# Exercise goal
Output the entries below exactly as written, omitting pictures.
****
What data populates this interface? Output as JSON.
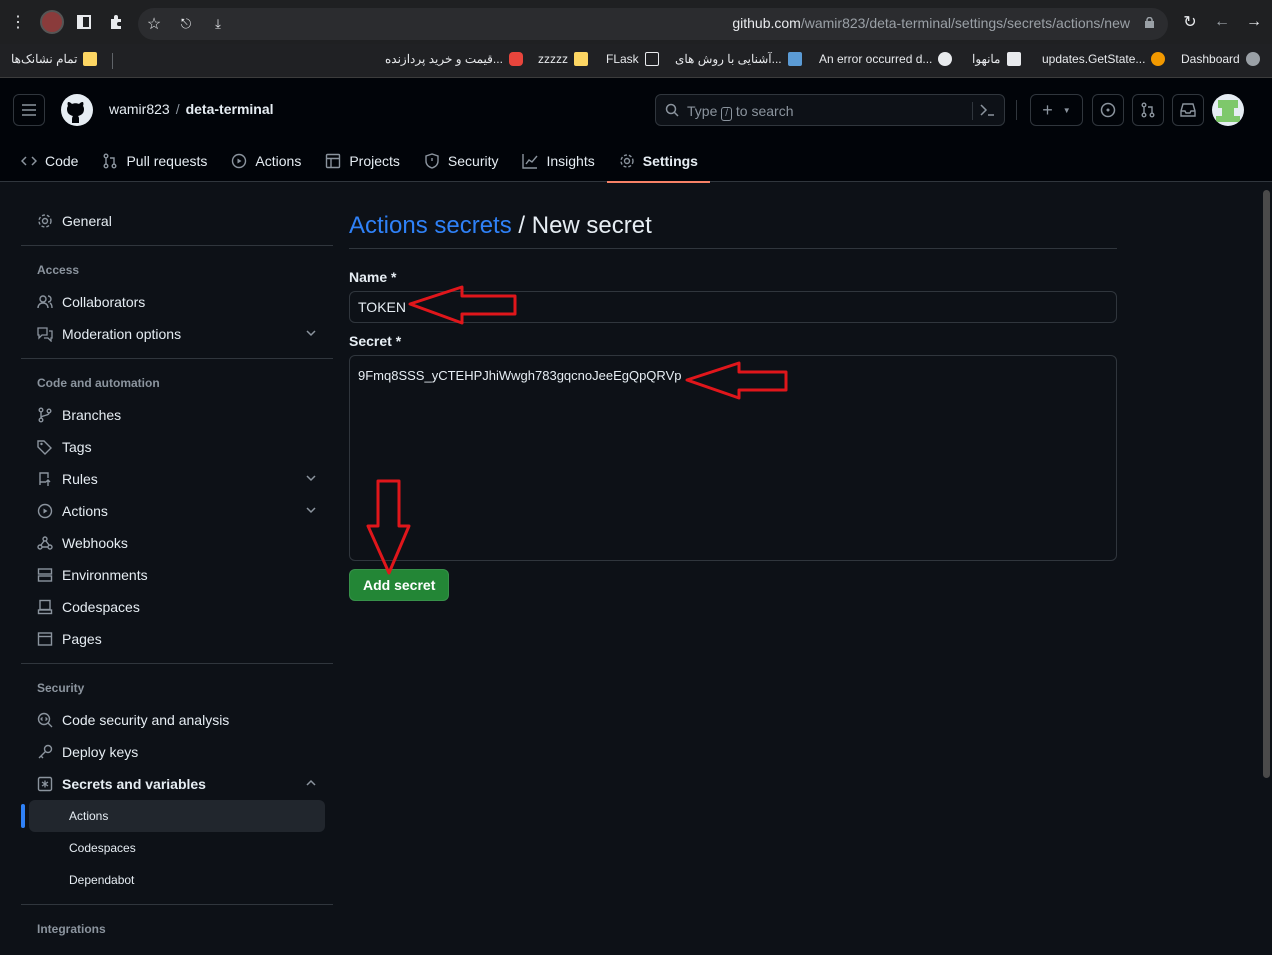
{
  "browser": {
    "url_host": "github.com",
    "url_path": "/wamir823/deta-terminal/settings/secrets/actions/new",
    "bookmarks": [
      {
        "label": "Dashboard",
        "color": "#9aa0a6"
      },
      {
        "label": "updates.GetState...",
        "color": "#f29900"
      },
      {
        "label": "مانهوا",
        "color": "#e8eaed"
      },
      {
        "label": "An error occurred d...",
        "color": "#e8eaed"
      },
      {
        "label": "آشنایی با روش های...",
        "color": "#5b9bd5"
      },
      {
        "label": "FLask",
        "color": "#e8eaed"
      },
      {
        "label": "zzzzz",
        "color": "#fdd663"
      },
      {
        "label": "قیمت و خرید پردازنده...",
        "color": "#e8453c"
      },
      {
        "label": "تمام نشانک‌ها",
        "color": "#fdd663"
      }
    ]
  },
  "header": {
    "owner": "wamir823",
    "repo": "deta-terminal",
    "search_placeholder_before": "Type",
    "search_key": "/",
    "search_placeholder_after": "to search"
  },
  "tabs": [
    {
      "label": "Code",
      "icon": "code-icon"
    },
    {
      "label": "Pull requests",
      "icon": "pull-request-icon"
    },
    {
      "label": "Actions",
      "icon": "play-icon"
    },
    {
      "label": "Projects",
      "icon": "table-icon"
    },
    {
      "label": "Security",
      "icon": "shield-icon"
    },
    {
      "label": "Insights",
      "icon": "graph-icon"
    },
    {
      "label": "Settings",
      "icon": "gear-icon",
      "active": true
    }
  ],
  "sidebar": {
    "general": "General",
    "access_heading": "Access",
    "collaborators": "Collaborators",
    "moderation": "Moderation options",
    "code_heading": "Code and automation",
    "branches": "Branches",
    "tags": "Tags",
    "rules": "Rules",
    "actions": "Actions",
    "webhooks": "Webhooks",
    "environments": "Environments",
    "codespaces": "Codespaces",
    "pages": "Pages",
    "security_heading": "Security",
    "code_security": "Code security and analysis",
    "deploy_keys": "Deploy keys",
    "secrets": "Secrets and variables",
    "secrets_actions": "Actions",
    "secrets_codespaces": "Codespaces",
    "secrets_dependabot": "Dependabot",
    "integrations_heading": "Integrations"
  },
  "main": {
    "title_link": "Actions secrets",
    "title_sep": "/",
    "title_rest": "New secret",
    "name_label": "Name *",
    "name_value": "TOKEN",
    "secret_label": "Secret *",
    "secret_value": "9Fmq8SSS_yCTEHPJhiWwgh783gqcnoJeeEgQpQRVp",
    "submit_label": "Add secret"
  },
  "colors": {
    "accent_link": "#2f81f7",
    "submit_green": "#238636",
    "tab_underline": "#f78166",
    "annotation_red": "#e0161b"
  }
}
****
# Complete output
What data populates this interface? Output as JSON.
{
  "browser": {
    "url_host": "github.com",
    "url_path": "/wamir823/deta-terminal/settings/secrets/actions/new",
    "bookmarks": [
      {
        "label": "Dashboard",
        "color": "#9aa0a6"
      },
      {
        "label": "updates.GetState...",
        "color": "#f29900"
      },
      {
        "label": "مانهوا",
        "color": "#e8eaed"
      },
      {
        "label": "An error occurred d...",
        "color": "#e8eaed"
      },
      {
        "label": "آشنایی با روش های...",
        "color": "#5b9bd5"
      },
      {
        "label": "FLask",
        "color": "#e8eaed"
      },
      {
        "label": "zzzzz",
        "color": "#fdd663"
      },
      {
        "label": "قیمت و خرید پردازنده...",
        "color": "#e8453c"
      },
      {
        "label": "تمام نشانک‌ها",
        "color": "#fdd663"
      }
    ]
  },
  "header": {
    "owner": "wamir823",
    "repo": "deta-terminal",
    "search_placeholder_before": "Type",
    "search_key": "/",
    "search_placeholder_after": "to search"
  },
  "tabs": [
    {
      "label": "Code",
      "icon": "code-icon"
    },
    {
      "label": "Pull requests",
      "icon": "pull-request-icon"
    },
    {
      "label": "Actions",
      "icon": "play-icon"
    },
    {
      "label": "Projects",
      "icon": "table-icon"
    },
    {
      "label": "Security",
      "icon": "shield-icon"
    },
    {
      "label": "Insights",
      "icon": "graph-icon"
    },
    {
      "label": "Settings",
      "icon": "gear-icon",
      "active": true
    }
  ],
  "sidebar": {
    "general": "General",
    "access_heading": "Access",
    "collaborators": "Collaborators",
    "moderation": "Moderation options",
    "code_heading": "Code and automation",
    "branches": "Branches",
    "tags": "Tags",
    "rules": "Rules",
    "actions": "Actions",
    "webhooks": "Webhooks",
    "environments": "Environments",
    "codespaces": "Codespaces",
    "pages": "Pages",
    "security_heading": "Security",
    "code_security": "Code security and analysis",
    "deploy_keys": "Deploy keys",
    "secrets": "Secrets and variables",
    "secrets_actions": "Actions",
    "secrets_codespaces": "Codespaces",
    "secrets_dependabot": "Dependabot",
    "integrations_heading": "Integrations"
  },
  "main": {
    "title_link": "Actions secrets",
    "title_sep": "/",
    "title_rest": "New secret",
    "name_label": "Name *",
    "name_value": "TOKEN",
    "secret_label": "Secret *",
    "secret_value": "9Fmq8SSS_yCTEHPJhiWwgh783gqcnoJeeEgQpQRVp",
    "submit_label": "Add secret"
  },
  "colors": {
    "accent_link": "#2f81f7",
    "submit_green": "#238636",
    "tab_underline": "#f78166",
    "annotation_red": "#e0161b"
  }
}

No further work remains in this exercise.